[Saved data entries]

■ ■ ■ ■ ■ ■ ■

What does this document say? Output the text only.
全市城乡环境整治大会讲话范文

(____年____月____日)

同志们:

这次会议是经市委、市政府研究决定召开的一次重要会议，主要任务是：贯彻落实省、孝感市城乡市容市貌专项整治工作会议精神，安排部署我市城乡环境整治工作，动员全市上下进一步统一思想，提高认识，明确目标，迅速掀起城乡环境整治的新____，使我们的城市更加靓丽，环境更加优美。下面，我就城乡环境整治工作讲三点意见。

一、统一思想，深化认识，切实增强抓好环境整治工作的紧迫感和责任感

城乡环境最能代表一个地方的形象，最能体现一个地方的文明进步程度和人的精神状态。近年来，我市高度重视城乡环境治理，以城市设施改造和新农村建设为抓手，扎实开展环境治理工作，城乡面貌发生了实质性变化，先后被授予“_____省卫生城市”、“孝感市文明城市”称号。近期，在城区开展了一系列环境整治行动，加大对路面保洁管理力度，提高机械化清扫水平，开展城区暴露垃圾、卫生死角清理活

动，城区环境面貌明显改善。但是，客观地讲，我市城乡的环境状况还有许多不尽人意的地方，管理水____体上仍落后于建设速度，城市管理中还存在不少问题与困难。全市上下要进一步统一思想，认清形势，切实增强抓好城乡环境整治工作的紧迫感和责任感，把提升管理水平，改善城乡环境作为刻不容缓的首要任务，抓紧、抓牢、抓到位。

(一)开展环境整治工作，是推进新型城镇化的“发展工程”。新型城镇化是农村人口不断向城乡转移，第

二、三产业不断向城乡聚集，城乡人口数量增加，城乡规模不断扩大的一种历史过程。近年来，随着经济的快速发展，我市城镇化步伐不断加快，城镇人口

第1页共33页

■ ■ ■ ■ ■ ■ ■

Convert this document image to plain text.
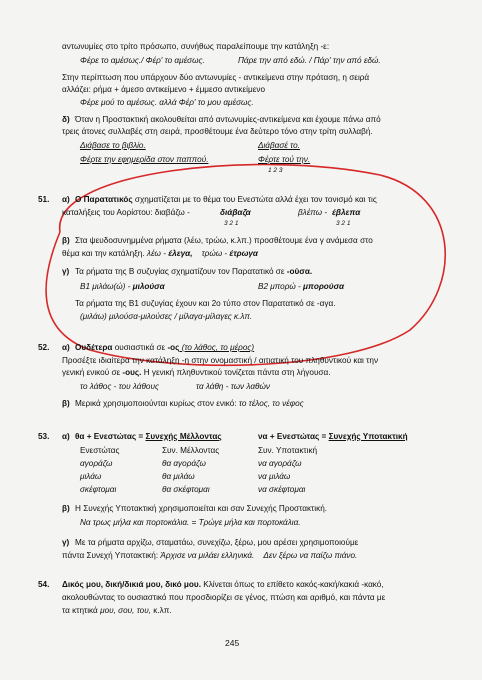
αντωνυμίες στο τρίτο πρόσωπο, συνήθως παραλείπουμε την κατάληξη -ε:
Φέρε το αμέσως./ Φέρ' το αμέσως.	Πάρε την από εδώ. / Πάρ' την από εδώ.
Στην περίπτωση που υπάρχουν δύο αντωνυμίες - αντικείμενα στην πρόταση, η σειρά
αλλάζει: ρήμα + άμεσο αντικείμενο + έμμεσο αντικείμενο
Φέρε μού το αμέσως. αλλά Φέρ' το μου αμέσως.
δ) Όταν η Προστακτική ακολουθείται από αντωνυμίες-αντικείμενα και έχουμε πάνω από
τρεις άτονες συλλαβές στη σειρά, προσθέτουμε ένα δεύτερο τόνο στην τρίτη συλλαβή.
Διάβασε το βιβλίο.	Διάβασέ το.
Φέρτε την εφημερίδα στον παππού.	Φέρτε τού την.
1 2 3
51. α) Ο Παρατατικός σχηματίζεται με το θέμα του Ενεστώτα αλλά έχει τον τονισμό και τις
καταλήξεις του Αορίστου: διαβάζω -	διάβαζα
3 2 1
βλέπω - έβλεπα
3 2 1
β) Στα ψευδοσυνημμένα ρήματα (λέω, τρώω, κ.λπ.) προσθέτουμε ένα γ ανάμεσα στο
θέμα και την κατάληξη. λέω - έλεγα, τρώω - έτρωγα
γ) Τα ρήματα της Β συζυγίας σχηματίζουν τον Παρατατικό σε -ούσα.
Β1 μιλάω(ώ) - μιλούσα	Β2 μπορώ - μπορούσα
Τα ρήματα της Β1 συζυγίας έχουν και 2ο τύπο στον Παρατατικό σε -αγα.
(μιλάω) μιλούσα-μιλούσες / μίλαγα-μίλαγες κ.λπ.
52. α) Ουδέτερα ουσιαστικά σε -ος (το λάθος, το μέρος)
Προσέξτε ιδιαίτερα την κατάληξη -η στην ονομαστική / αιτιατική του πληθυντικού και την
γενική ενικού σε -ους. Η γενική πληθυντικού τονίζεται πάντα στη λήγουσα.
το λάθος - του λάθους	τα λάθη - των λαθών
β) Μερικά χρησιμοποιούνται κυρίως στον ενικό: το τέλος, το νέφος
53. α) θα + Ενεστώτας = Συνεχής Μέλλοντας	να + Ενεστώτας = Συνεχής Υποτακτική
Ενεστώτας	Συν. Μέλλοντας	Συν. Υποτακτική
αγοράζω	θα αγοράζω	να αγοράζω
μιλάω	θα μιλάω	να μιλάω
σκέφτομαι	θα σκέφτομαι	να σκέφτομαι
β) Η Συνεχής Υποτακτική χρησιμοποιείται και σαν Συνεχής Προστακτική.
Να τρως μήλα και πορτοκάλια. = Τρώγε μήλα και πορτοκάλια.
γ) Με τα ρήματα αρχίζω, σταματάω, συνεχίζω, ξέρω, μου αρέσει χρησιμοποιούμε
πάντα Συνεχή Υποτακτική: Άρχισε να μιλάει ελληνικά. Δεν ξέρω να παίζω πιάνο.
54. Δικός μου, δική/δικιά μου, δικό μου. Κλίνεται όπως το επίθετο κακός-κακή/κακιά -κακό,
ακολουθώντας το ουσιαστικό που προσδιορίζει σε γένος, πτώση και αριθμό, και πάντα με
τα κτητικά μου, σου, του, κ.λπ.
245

■ ■ ■ ■ ■ ■ ■

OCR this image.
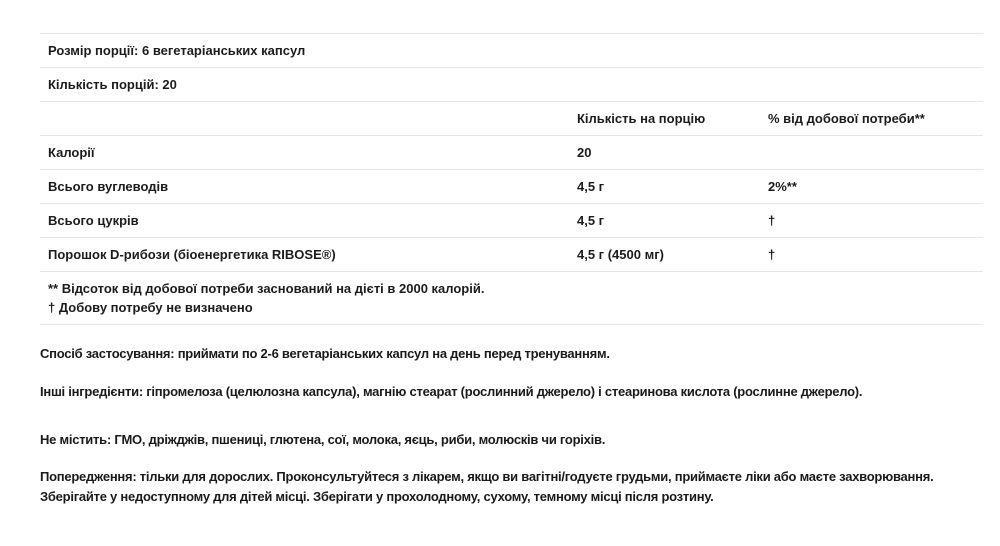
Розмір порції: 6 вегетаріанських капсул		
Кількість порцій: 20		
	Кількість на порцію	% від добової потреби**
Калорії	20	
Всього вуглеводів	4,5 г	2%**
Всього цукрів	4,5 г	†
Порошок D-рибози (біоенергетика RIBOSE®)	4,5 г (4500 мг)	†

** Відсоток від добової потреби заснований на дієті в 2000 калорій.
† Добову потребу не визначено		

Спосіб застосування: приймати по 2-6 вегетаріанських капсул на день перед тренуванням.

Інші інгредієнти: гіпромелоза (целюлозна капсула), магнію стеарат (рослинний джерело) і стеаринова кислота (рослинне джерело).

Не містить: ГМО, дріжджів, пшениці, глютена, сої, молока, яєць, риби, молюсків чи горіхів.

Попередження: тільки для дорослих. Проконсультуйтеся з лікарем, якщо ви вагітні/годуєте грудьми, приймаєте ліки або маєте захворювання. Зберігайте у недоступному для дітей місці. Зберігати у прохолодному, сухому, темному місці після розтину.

■ ■ ■ ■ ■ ■ ■

[Instruction] Each line that holds the word "στην" should be extracted from the records.

[Response to this exercise]
Στην περίπτωση που υπάρχουν δύο αντωνυμίες - αντικείμενα στην πρόταση, η σειρά
τρεις άτονες συλλαβές στη σειρά, προσθέτουμε ένα δεύτερο τόνο στην τρίτη συλλαβή.
Προσέξτε ιδιαίτερα την κατάληξη -η στην ονομαστική / αιτιατική του πληθυντικού και την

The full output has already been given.